— start of Items —
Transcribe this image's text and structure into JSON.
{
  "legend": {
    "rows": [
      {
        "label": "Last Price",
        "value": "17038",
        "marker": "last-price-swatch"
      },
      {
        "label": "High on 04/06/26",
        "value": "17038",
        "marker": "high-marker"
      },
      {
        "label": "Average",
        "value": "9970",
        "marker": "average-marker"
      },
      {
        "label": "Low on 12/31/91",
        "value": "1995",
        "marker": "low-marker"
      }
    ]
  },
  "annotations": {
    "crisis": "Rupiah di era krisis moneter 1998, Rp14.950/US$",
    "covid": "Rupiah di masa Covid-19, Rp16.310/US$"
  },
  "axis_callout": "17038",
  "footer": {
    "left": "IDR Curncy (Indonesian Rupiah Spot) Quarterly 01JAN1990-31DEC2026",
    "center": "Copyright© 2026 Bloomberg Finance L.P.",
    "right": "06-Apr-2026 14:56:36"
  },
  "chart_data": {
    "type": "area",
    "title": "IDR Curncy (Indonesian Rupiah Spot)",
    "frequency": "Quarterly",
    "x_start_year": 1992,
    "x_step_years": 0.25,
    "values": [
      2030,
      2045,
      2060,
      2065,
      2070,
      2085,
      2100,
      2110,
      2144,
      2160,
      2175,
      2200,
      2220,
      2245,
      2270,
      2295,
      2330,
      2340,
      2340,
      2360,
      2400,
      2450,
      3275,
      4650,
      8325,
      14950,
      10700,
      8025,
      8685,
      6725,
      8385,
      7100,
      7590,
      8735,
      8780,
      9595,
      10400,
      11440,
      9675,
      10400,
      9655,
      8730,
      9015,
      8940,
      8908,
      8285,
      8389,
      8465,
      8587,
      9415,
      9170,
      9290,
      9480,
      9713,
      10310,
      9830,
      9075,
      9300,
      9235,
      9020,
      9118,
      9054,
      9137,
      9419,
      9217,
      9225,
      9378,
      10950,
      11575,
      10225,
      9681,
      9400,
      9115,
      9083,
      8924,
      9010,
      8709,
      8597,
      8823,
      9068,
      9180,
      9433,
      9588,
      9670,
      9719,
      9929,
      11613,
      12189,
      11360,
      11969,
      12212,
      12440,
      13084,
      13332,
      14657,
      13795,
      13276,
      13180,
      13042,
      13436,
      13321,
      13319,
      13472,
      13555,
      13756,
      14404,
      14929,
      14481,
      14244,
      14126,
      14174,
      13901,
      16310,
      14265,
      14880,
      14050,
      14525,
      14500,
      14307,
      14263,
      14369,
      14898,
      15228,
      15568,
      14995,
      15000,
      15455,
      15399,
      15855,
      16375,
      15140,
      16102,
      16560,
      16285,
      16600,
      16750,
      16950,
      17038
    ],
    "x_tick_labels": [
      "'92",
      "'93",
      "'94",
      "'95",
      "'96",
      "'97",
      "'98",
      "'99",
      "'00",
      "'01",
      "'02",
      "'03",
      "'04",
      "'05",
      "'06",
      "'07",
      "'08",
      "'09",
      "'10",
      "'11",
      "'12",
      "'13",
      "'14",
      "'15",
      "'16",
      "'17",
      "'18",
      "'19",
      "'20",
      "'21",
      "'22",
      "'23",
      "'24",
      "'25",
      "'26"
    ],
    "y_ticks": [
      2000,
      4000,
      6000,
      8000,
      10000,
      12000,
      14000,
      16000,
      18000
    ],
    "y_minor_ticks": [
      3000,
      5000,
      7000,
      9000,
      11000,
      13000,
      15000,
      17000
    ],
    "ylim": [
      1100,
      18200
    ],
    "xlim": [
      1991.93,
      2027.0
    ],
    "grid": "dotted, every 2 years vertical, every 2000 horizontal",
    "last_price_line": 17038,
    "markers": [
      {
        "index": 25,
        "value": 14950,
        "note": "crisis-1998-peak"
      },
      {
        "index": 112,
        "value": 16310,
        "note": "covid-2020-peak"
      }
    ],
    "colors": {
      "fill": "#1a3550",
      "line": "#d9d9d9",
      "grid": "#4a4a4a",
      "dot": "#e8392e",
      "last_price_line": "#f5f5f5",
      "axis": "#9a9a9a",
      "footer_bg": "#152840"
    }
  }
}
— end of Items —
### Required work
Which lines of the material contain the string "Quarterly"? List each of them.

### Final answer
    "left": "IDR Curncy (Indonesian Rupiah Spot) Quarterly 01JAN1990-31DEC2026",
    "frequency": "Quarterly",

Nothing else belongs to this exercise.